What is being asked =>
Make an exact copy of the data below, leaving out every picture.
──────────────────────────────
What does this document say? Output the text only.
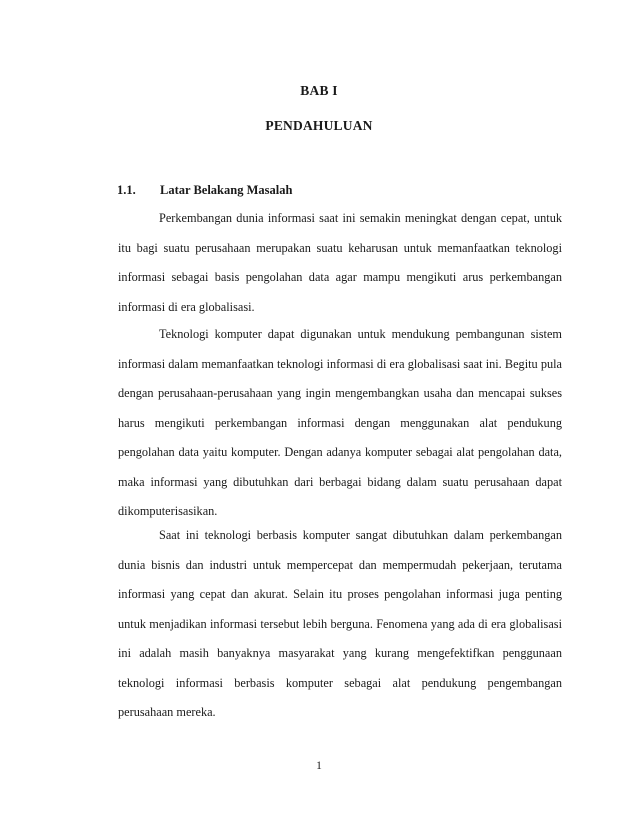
BAB I
PENDAHULUAN
1.1. Latar Belakang Masalah

Perkembangan dunia informasi saat ini semakin meningkat dengan cepat, untuk itu bagi suatu perusahaan merupakan suatu keharusan untuk memanfaatkan teknologi informasi sebagai basis pengolahan data agar mampu mengikuti arus perkembangan informasi di era globalisasi.

Teknologi komputer dapat digunakan untuk mendukung pembangunan sistem informasi dalam memanfaatkan teknologi informasi di era globalisasi saat ini. Begitu pula dengan perusahaan-perusahaan yang ingin mengembangkan usaha dan mencapai sukses harus mengikuti perkembangan informasi dengan menggunakan alat pendukung pengolahan data yaitu komputer. Dengan adanya komputer sebagai alat pengolahan data, maka informasi yang dibutuhkan dari berbagai bidang dalam suatu perusahaan dapat dikomputerisasikan.

Saat ini teknologi berbasis komputer sangat dibutuhkan dalam perkembangan dunia bisnis dan industri untuk mempercepat dan mempermudah pekerjaan, terutama informasi yang cepat dan akurat. Selain itu proses pengolahan informasi juga penting untuk menjadikan informasi tersebut lebih berguna. Fenomena yang ada di era globalisasi ini adalah masih banyaknya masyarakat yang kurang mengefektifkan penggunaan teknologi informasi berbasis komputer sebagai alat pendukung pengembangan perusahaan mereka.

1
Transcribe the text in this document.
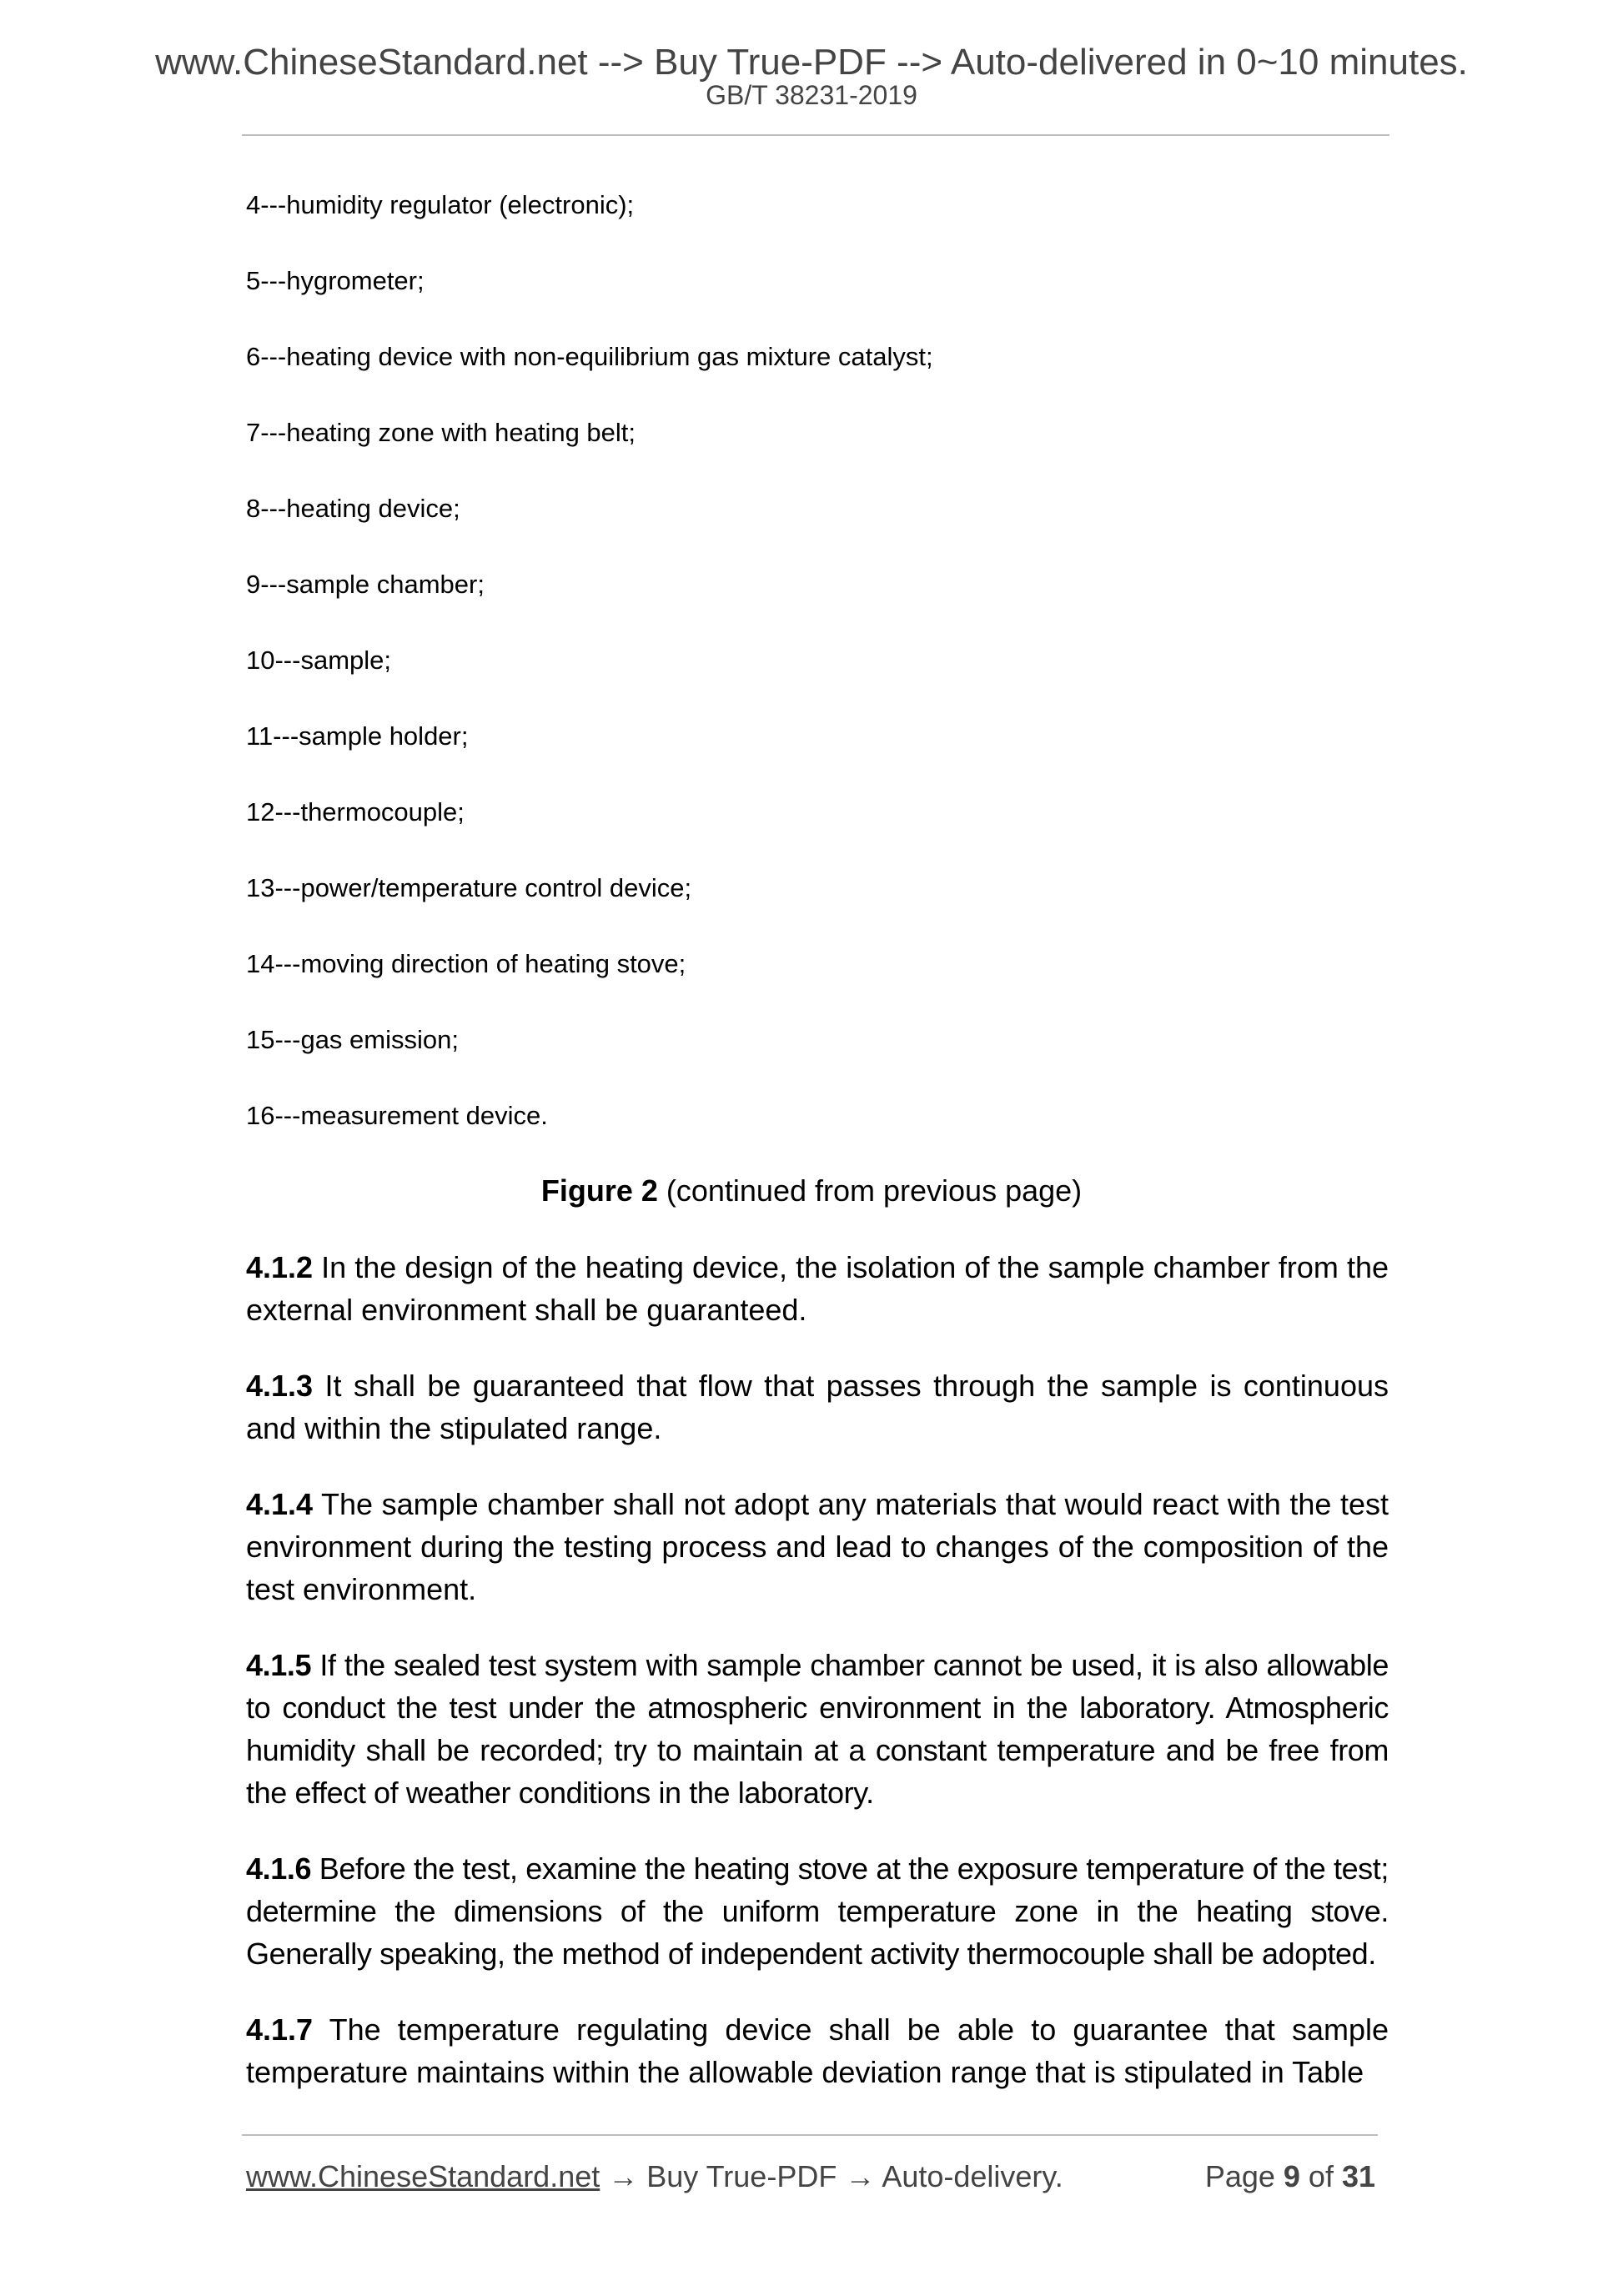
www.ChineseStandard.net --> Buy True-PDF --> Auto-delivered in 0~10 minutes.
GB/T 38231-2019
4---humidity regulator (electronic);
5---hygrometer;
6---heating device with non-equilibrium gas mixture catalyst;
7---heating zone with heating belt;
8---heating device;
9---sample chamber;
10---sample;
11---sample holder;
12---thermocouple;
13---power/temperature control device;
14---moving direction of heating stove;
15---gas emission;
16---measurement device.
Figure 2 (continued from previous page)

4.1.2 In the design of the heating device, the isolation of the sample chamber from the external environment shall be guaranteed.

4.1.3 It shall be guaranteed that flow that passes through the sample is continuous and within the stipulated range.

4.1.4 The sample chamber shall not adopt any materials that would react with the test environment during the testing process and lead to changes of the composition of the test environment.

4.1.5 If the sealed test system with sample chamber cannot be used, it is also allowable to conduct the test under the atmospheric environment in the laboratory. Atmospheric humidity shall be recorded; try to maintain at a constant temperature and be free from the effect of weather conditions in the laboratory.

4.1.6 Before the test, examine the heating stove at the exposure temperature of the test; determine the dimensions of the uniform temperature zone in the heating stove. Generally speaking, the method of independent activity thermocouple shall be adopted.

4.1.7 The temperature regulating device shall be able to guarantee that sample temperature maintains within the allowable deviation range that is stipulated in Table

www.ChineseStandard.net → Buy True-PDF → Auto-delivery.	Page 9 of 31
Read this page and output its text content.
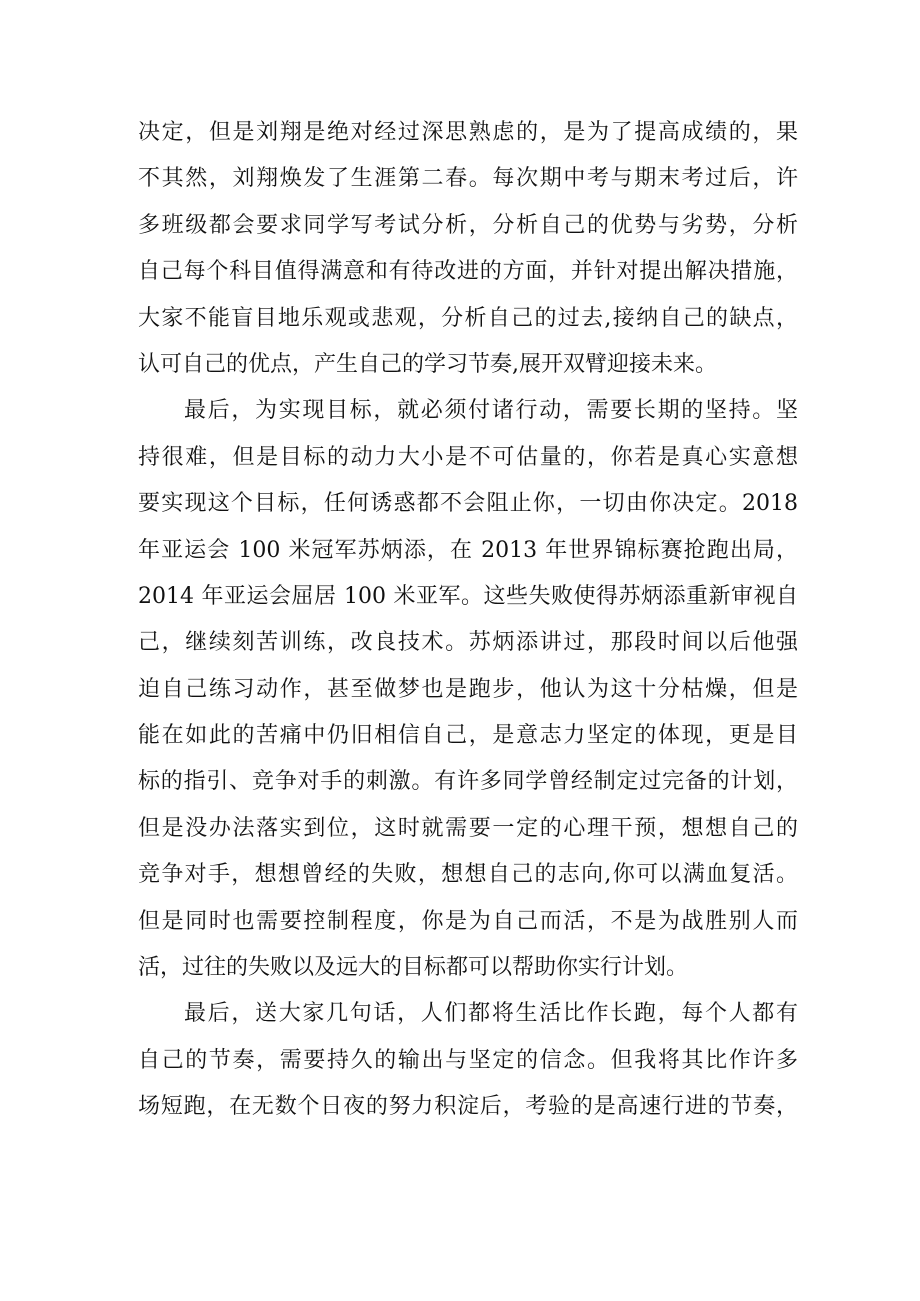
决定，但是刘翔是绝对经过深思熟虑的，是为了提高成绩的，果
不其然，刘翔焕发了生涯第二春。每次期中考与期末考过后，许
多班级都会要求同学写考试分析，分析自己的优势与劣势，分析
自己每个科目值得满意和有待改进的方面，并针对提出解决措施，
大家不能盲目地乐观或悲观，分析自己的过去,接纳自己的缺点，
认可自己的优点，产生自己的学习节奏,展开双臂迎接未来。
最后，为实现目标，就必须付诸行动，需要长期的坚持。坚
持很难，但是目标的动力大小是不可估量的，你若是真心实意想
要实现这个目标，任何诱惑都不会阻止你，一切由你决定。2018
年亚运会 100 米冠军苏炳添，在 2013 年世界锦标赛抢跑出局，
2014 年亚运会屈居 100 米亚军。这些失败使得苏炳添重新审视自
己，继续刻苦训练，改良技术。苏炳添讲过，那段时间以后他强
迫自己练习动作，甚至做梦也是跑步，他认为这十分枯燥，但是
能在如此的苦痛中仍旧相信自己，是意志力坚定的体现，更是目
标的指引、竞争对手的刺激。有许多同学曾经制定过完备的计划，
但是没办法落实到位，这时就需要一定的心理干预，想想自己的
竞争对手，想想曾经的失败，想想自己的志向,你可以满血复活。
但是同时也需要控制程度，你是为自己而活，不是为战胜别人而
活，过往的失败以及远大的目标都可以帮助你实行计划。
最后，送大家几句话，人们都将生活比作长跑，每个人都有
自己的节奏，需要持久的输出与坚定的信念。但我将其比作许多
场短跑，在无数个日夜的努力积淀后，考验的是高速行进的节奏，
──────────────────────────────
Task answer =>
What does this document say? Output the text only.
BAB I
PENDAHULUAN
1.1. Latar Belakang Masalah

Perkembangan dunia informasi saat ini semakin meningkat dengan cepat, untuk itu bagi suatu perusahaan merupakan suatu keharusan untuk memanfaatkan teknologi informasi sebagai basis pengolahan data agar mampu mengikuti arus perkembangan informasi di era globalisasi.

Teknologi komputer dapat digunakan untuk mendukung pembangunan sistem informasi dalam memanfaatkan teknologi informasi di era globalisasi saat ini. Begitu pula dengan perusahaan-perusahaan yang ingin mengembangkan usaha dan mencapai sukses harus mengikuti perkembangan informasi dengan menggunakan alat pendukung pengolahan data yaitu komputer. Dengan adanya komputer sebagai alat pengolahan data, maka informasi yang dibutuhkan dari berbagai bidang dalam suatu perusahaan dapat dikomputerisasikan.

Saat ini teknologi berbasis komputer sangat dibutuhkan dalam perkembangan dunia bisnis dan industri untuk mempercepat dan mempermudah pekerjaan, terutama informasi yang cepat dan akurat. Selain itu proses pengolahan informasi juga penting untuk menjadikan informasi tersebut lebih berguna. Fenomena yang ada di era globalisasi ini adalah masih banyaknya masyarakat yang kurang mengefektifkan penggunaan teknologi informasi berbasis komputer sebagai alat pendukung pengembangan perusahaan mereka.

1
Transcribe the text in this document.
www.ChineseStandard.net --> Buy True-PDF --> Auto-delivered in 0~10 minutes.
GB/T 38231-2019
4---humidity regulator (electronic);
5---hygrometer;
6---heating device with non-equilibrium gas mixture catalyst;
7---heating zone with heating belt;
8---heating device;
9---sample chamber;
10---sample;
11---sample holder;
12---thermocouple;
13---power/temperature control device;
14---moving direction of heating stove;
15---gas emission;
16---measurement device.
Figure 2 (continued from previous page)

4.1.2 In the design of the heating device, the isolation of the sample chamber from the external environment shall be guaranteed.

4.1.3 It shall be guaranteed that flow that passes through the sample is continuous and within the stipulated range.

4.1.4 The sample chamber shall not adopt any materials that would react with the test environment during the testing process and lead to changes of the composition of the test environment.

4.1.5 If the sealed test system with sample chamber cannot be used, it is also allowable to conduct the test under the atmospheric environment in the laboratory. Atmospheric humidity shall be recorded; try to maintain at a constant temperature and be free from the effect of weather conditions in the laboratory.

4.1.6 Before the test, examine the heating stove at the exposure temperature of the test; determine the dimensions of the uniform temperature zone in the heating stove. Generally speaking, the method of independent activity thermocouple shall be adopted.

4.1.7 The temperature regulating device shall be able to guarantee that sample temperature maintains within the allowable deviation range that is stipulated in Table

www.ChineseStandard.net → Buy True-PDF → Auto-delivery.	Page 9 of 31
Read this page and output its text content.
决定，但是刘翔是绝对经过深思熟虑的，是为了提高成绩的，果
不其然，刘翔焕发了生涯第二春。每次期中考与期末考过后，许
多班级都会要求同学写考试分析，分析自己的优势与劣势，分析
自己每个科目值得满意和有待改进的方面，并针对提出解决措施，
大家不能盲目地乐观或悲观，分析自己的过去,接纳自己的缺点，
认可自己的优点，产生自己的学习节奏,展开双臂迎接未来。
最后，为实现目标，就必须付诸行动，需要长期的坚持。坚
持很难，但是目标的动力大小是不可估量的，你若是真心实意想
要实现这个目标，任何诱惑都不会阻止你，一切由你决定。2018
年亚运会 100 米冠军苏炳添，在 2013 年世界锦标赛抢跑出局，
2014 年亚运会屈居 100 米亚军。这些失败使得苏炳添重新审视自
己，继续刻苦训练，改良技术。苏炳添讲过，那段时间以后他强
迫自己练习动作，甚至做梦也是跑步，他认为这十分枯燥，但是
能在如此的苦痛中仍旧相信自己，是意志力坚定的体现，更是目
标的指引、竞争对手的刺激。有许多同学曾经制定过完备的计划，
但是没办法落实到位，这时就需要一定的心理干预，想想自己的
竞争对手，想想曾经的失败，想想自己的志向,你可以满血复活。
但是同时也需要控制程度，你是为自己而活，不是为战胜别人而
活，过往的失败以及远大的目标都可以帮助你实行计划。
最后，送大家几句话，人们都将生活比作长跑，每个人都有
自己的节奏，需要持久的输出与坚定的信念。但我将其比作许多
场短跑，在无数个日夜的努力积淀后，考验的是高速行进的节奏，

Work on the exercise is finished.